Stored entries:
** BEGIN **

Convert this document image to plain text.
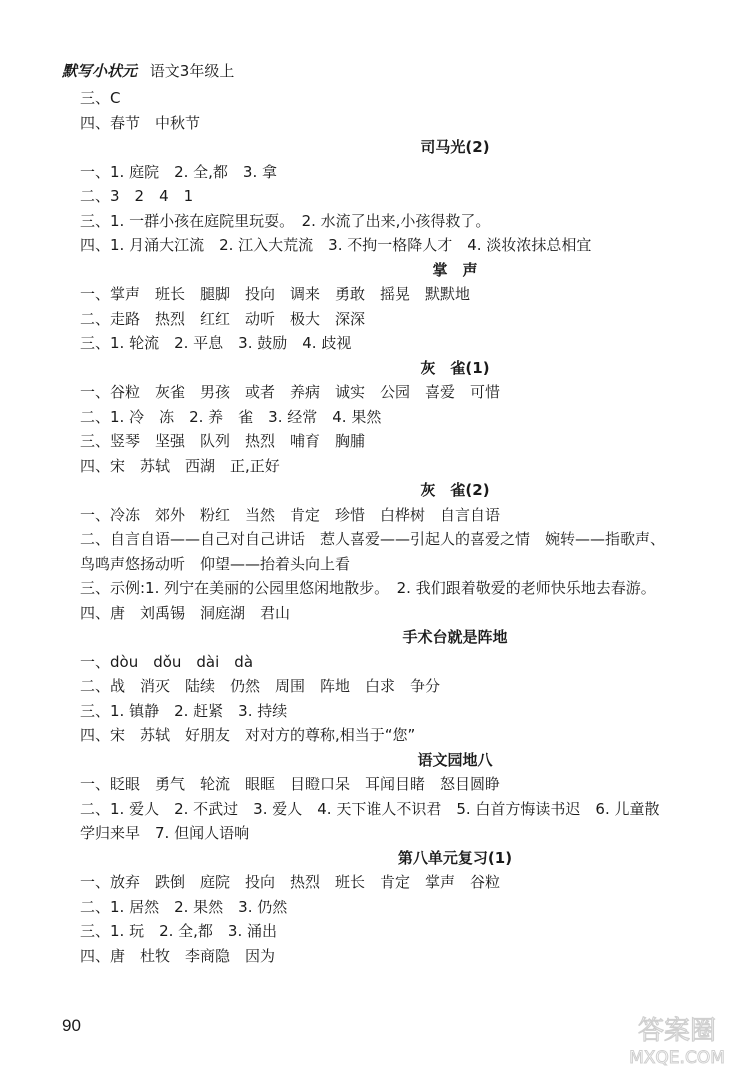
默写小状元 语文3年级上
三、C
四、春节　中秋节
司马光(2)
一、1. 庭院　2. 全,都　3. 拿
二、3　2　4　1
三、1. 一群小孩在庭院里玩耍。　2. 水流了出来,小孩得救了。
四、1. 月涌大江流　2. 江入大荒流　3. 不拘一格降人才　4. 淡妆浓抹总相宜
掌　声
一、掌声　班长　腿脚　投向　调来　勇敢　摇晃　默默地
二、走路　热烈　红红　动听　极大　深深
三、1. 轮流　2. 平息　3. 鼓励　4. 歧视
灰　雀(1)
一、谷粒　灰雀　男孩　或者　养病　诚实　公园　喜爱　可惜
二、1. 冷　冻　2. 养　雀　3. 经常　4. 果然
三、竖琴　坚强　队列　热烈　哺育　胸脯
四、宋　苏轼　西湖　正,正好
灰　雀(2)
一、冷冻　郊外　粉红　当然　肯定　珍惜　白桦树　自言自语
二、自言自语——自己对自己讲话　惹人喜爱——引起人的喜爱之情　婉转——指歌声、
鸟鸣声悠扬动听　仰望——抬着头向上看
三、示例:1. 列宁在美丽的公园里悠闲地散步。　2. 我们跟着敬爱的老师快乐地去春游。
四、唐　刘禹锡　洞庭湖　君山
手术台就是阵地
一、dòu　dǒu　dài　dà
二、战　消灭　陆续　仍然　周围　阵地　白求　争分
三、1. 镇静　2. 赶紧　3. 持续
四、宋　苏轼　好朋友　对对方的尊称,相当于“您”
语文园地八
一、眨眼　勇气　轮流　眼眶　目瞪口呆　耳闻目睹　怒目圆睁
二、1. 爱人　2. 不武过　3. 爱人　4. 天下谁人不识君　5. 白首方悔读书迟　6. 儿童散
学归来早　7. 但闻人语响
第八单元复习(1)
一、放弃　跌倒　庭院　投向　热烈　班长　肯定　掌声　谷粒
二、1. 居然　2. 果然　3. 仍然
三、1. 玩　2. 全,都　3. 涌出
四、唐　杜牧　李商隐　因为
90	答案圈
MXQE.COM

** END **

DIRECTION – Please set down each line of the data above exactly as written, without the pictures.

FINISHED TASK –
Convert this document image to plain text.
默写小状元 语文3年级上
三、C
四、春节　中秋节
司马光(2)
一、1. 庭院　2. 全,都　3. 拿
二、3　2　4　1
三、1. 一群小孩在庭院里玩耍。　2. 水流了出来,小孩得救了。
四、1. 月涌大江流　2. 江入大荒流　3. 不拘一格降人才　4. 淡妆浓抹总相宜
掌　声
一、掌声　班长　腿脚　投向　调来　勇敢　摇晃　默默地
二、走路　热烈　红红　动听　极大　深深
三、1. 轮流　2. 平息　3. 鼓励　4. 歧视
灰　雀(1)
一、谷粒　灰雀　男孩　或者　养病　诚实　公园　喜爱　可惜
二、1. 冷　冻　2. 养　雀　3. 经常　4. 果然
三、竖琴　坚强　队列　热烈　哺育　胸脯
四、宋　苏轼　西湖　正,正好
灰　雀(2)
一、冷冻　郊外　粉红　当然　肯定　珍惜　白桦树　自言自语
二、自言自语——自己对自己讲话　惹人喜爱——引起人的喜爱之情　婉转——指歌声、
鸟鸣声悠扬动听　仰望——抬着头向上看
三、示例:1. 列宁在美丽的公园里悠闲地散步。　2. 我们跟着敬爱的老师快乐地去春游。
四、唐　刘禹锡　洞庭湖　君山
手术台就是阵地
一、dòu　dǒu　dài　dà
二、战　消灭　陆续　仍然　周围　阵地　白求　争分
三、1. 镇静　2. 赶紧　3. 持续
四、宋　苏轼　好朋友　对对方的尊称,相当于“您”
语文园地八
一、眨眼　勇气　轮流　眼眶　目瞪口呆　耳闻目睹　怒目圆睁
二、1. 爱人　2. 不武过　3. 爱人　4. 天下谁人不识君　5. 白首方悔读书迟　6. 儿童散
学归来早　7. 但闻人语响
第八单元复习(1)
一、放弃　跌倒　庭院　投向　热烈　班长　肯定　掌声　谷粒
二、1. 居然　2. 果然　3. 仍然
三、1. 玩　2. 全,都　3. 涌出
四、唐　杜牧　李商隐　因为
90	答案圈
MXQE.COM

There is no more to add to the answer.